Data items:
- - -

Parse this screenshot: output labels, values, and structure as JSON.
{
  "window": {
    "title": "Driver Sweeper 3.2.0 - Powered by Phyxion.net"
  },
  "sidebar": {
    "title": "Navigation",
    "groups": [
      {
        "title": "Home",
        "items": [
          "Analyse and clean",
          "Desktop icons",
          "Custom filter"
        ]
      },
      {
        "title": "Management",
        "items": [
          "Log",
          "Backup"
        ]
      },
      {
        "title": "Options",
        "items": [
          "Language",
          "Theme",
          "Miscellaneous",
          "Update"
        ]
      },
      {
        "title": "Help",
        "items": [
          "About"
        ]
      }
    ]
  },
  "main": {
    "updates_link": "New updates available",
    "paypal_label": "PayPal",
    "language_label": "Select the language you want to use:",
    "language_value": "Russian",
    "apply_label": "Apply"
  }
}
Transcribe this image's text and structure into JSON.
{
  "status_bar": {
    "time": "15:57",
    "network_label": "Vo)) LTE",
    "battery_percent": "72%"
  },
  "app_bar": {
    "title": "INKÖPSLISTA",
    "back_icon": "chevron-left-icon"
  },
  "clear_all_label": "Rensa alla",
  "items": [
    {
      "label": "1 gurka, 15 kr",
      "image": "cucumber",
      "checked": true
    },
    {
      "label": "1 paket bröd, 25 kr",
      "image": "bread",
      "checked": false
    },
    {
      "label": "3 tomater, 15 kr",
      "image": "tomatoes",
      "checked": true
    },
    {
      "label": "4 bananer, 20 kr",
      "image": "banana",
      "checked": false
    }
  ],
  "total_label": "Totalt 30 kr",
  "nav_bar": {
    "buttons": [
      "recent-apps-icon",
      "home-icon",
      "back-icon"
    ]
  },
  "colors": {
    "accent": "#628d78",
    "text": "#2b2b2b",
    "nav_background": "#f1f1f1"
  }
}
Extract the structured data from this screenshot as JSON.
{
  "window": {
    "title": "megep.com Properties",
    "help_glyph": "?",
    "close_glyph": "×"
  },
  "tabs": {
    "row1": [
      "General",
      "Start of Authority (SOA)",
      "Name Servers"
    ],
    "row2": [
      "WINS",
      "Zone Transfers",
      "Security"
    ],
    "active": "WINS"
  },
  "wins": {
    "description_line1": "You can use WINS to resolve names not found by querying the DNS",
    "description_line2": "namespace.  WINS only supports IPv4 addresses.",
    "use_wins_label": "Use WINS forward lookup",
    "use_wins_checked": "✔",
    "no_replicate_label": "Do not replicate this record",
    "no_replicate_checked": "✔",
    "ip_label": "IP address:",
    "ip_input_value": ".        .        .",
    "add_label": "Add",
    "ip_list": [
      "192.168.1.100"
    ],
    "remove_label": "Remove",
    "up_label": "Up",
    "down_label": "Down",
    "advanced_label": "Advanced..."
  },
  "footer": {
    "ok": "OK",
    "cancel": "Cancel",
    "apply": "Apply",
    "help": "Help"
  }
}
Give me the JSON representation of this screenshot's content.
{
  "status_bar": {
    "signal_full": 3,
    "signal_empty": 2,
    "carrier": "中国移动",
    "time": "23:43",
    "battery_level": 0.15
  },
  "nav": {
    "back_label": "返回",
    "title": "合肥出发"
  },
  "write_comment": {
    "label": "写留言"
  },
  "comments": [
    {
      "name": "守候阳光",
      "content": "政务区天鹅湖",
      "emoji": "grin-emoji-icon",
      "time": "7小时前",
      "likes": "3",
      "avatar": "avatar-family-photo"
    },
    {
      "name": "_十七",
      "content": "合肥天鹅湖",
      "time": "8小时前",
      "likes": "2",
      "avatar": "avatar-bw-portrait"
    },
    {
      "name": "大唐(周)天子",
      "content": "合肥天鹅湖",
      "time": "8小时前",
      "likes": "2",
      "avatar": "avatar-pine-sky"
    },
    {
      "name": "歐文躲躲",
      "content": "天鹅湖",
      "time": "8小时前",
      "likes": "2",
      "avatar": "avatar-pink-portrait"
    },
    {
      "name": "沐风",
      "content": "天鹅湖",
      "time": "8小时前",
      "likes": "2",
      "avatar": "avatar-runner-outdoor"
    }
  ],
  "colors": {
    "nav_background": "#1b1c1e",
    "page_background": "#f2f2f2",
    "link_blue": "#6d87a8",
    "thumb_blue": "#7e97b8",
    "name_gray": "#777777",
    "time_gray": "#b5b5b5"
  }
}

- - -

## YOUR INSTRUCTIONS
Count each line of the data where the word "title" appears, then reply with the total only.

## ANSWER TO THIS PROBLEM
9